Stated exercise: Update everything from the start of the items down to the line that contains "quote-card: 0.06 BPS 31.8K", changing "sell-delta" to "ask-delta" and leaving all else unchanged.

Entries:
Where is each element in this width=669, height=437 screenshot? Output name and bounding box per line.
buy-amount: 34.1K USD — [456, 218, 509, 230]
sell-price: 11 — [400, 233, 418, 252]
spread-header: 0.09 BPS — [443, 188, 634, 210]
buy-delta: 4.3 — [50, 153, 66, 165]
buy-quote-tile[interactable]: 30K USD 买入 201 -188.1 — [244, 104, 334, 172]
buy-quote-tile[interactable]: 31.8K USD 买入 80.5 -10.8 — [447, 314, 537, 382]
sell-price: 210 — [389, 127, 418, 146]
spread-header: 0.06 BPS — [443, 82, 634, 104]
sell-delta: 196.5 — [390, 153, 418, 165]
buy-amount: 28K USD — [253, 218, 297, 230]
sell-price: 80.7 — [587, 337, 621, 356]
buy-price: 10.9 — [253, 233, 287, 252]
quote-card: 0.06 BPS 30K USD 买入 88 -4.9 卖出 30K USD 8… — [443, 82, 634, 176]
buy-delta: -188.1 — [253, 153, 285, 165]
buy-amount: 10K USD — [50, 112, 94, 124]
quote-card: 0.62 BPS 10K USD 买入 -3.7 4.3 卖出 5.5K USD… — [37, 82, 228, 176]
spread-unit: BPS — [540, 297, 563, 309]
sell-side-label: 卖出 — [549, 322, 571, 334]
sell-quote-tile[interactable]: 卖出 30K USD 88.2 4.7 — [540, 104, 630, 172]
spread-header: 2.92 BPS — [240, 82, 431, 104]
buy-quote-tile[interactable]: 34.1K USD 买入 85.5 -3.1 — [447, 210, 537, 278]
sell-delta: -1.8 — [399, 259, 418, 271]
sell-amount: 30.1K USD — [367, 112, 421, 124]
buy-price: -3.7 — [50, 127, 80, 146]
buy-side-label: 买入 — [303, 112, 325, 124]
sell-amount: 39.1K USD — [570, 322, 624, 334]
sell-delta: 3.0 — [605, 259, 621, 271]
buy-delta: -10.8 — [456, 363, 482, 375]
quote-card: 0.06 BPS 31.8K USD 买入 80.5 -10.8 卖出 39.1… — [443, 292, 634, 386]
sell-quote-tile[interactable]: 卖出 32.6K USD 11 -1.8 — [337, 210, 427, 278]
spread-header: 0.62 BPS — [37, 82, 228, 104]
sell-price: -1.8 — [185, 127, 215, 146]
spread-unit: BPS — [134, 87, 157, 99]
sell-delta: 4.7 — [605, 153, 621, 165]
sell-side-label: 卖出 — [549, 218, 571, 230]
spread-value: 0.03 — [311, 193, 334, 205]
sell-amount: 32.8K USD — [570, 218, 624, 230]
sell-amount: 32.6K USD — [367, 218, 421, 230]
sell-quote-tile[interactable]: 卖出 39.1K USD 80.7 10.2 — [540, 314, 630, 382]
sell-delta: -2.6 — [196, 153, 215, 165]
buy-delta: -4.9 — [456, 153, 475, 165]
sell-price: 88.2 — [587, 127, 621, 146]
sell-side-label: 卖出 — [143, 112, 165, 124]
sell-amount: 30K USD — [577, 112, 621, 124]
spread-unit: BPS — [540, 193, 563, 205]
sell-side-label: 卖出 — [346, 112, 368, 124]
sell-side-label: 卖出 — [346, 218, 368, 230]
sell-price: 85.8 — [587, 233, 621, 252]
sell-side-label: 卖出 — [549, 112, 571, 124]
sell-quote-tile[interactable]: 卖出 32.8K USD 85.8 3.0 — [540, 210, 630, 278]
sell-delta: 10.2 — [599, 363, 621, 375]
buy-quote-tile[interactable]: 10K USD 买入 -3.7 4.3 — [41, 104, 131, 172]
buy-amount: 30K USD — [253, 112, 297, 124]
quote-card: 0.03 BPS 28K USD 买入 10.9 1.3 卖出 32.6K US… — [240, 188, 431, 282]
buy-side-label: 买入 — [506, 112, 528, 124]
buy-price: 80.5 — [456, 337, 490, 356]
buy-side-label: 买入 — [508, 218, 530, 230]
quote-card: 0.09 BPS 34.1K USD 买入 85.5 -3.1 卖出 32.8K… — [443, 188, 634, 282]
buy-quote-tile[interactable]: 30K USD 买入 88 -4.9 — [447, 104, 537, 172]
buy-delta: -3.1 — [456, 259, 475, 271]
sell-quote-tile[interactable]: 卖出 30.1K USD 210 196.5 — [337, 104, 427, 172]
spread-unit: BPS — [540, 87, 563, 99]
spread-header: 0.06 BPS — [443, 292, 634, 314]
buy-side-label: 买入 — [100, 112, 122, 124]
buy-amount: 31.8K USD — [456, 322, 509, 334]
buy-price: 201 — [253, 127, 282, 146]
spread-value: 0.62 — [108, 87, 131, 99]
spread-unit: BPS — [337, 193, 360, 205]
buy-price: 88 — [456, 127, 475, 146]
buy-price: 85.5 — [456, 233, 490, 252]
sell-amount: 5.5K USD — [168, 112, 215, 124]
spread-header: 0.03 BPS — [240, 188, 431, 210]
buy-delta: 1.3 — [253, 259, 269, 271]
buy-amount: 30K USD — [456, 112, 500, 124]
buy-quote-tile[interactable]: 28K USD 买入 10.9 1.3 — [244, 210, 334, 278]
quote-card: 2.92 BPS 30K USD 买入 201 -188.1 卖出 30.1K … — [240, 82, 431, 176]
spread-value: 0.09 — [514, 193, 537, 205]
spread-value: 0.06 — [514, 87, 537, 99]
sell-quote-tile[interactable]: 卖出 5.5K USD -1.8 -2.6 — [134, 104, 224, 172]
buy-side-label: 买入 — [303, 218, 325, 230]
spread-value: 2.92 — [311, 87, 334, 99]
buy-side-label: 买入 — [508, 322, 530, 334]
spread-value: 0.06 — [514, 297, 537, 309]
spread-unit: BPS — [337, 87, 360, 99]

Task response:
Where is each element in this width=669, height=437 screenshot? Output name and bounding box per line.
buy-amount: 34.1K USD — [456, 218, 509, 230]
sell-price: 11 — [400, 233, 418, 252]
spread-header: 0.09 BPS — [443, 188, 634, 210]
buy-delta: 4.3 — [50, 153, 66, 165]
buy-quote-tile[interactable]: 30K USD 买入 201 -188.1 — [244, 104, 334, 172]
buy-quote-tile[interactable]: 31.8K USD 买入 80.5 -10.8 — [447, 314, 537, 382]
sell-price: 210 — [389, 127, 418, 146]
spread-header: 0.06 BPS — [443, 82, 634, 104]
ask-delta: 196.5 — [390, 153, 418, 165]
buy-amount: 28K USD — [253, 218, 297, 230]
sell-price: 80.7 — [587, 337, 621, 356]
buy-price: 10.9 — [253, 233, 287, 252]
quote-card: 0.06 BPS 30K USD 买入 88 -4.9 卖出 30K USD 8… — [443, 82, 634, 176]
buy-delta: -188.1 — [253, 153, 285, 165]
buy-amount: 10K USD — [50, 112, 94, 124]
quote-card: 0.62 BPS 10K USD 买入 -3.7 4.3 卖出 5.5K USD… — [37, 82, 228, 176]
spread-unit: BPS — [540, 297, 563, 309]
sell-side-label: 卖出 — [549, 322, 571, 334]
sell-quote-tile[interactable]: 卖出 30K USD 88.2 4.7 — [540, 104, 630, 172]
spread-header: 2.92 BPS — [240, 82, 431, 104]
buy-quote-tile[interactable]: 34.1K USD 买入 85.5 -3.1 — [447, 210, 537, 278]
ask-delta: -1.8 — [399, 259, 418, 271]
sell-amount: 30.1K USD — [367, 112, 421, 124]
buy-price: -3.7 — [50, 127, 80, 146]
buy-side-label: 买入 — [303, 112, 325, 124]
sell-amount: 39.1K USD — [570, 322, 624, 334]
ask-delta: 3.0 — [605, 259, 621, 271]
buy-delta: -10.8 — [456, 363, 482, 375]
quote-card: 0.06 BPS 31.8K USD 买入 80.5 -10.8 卖出 39.1… — [443, 292, 634, 386]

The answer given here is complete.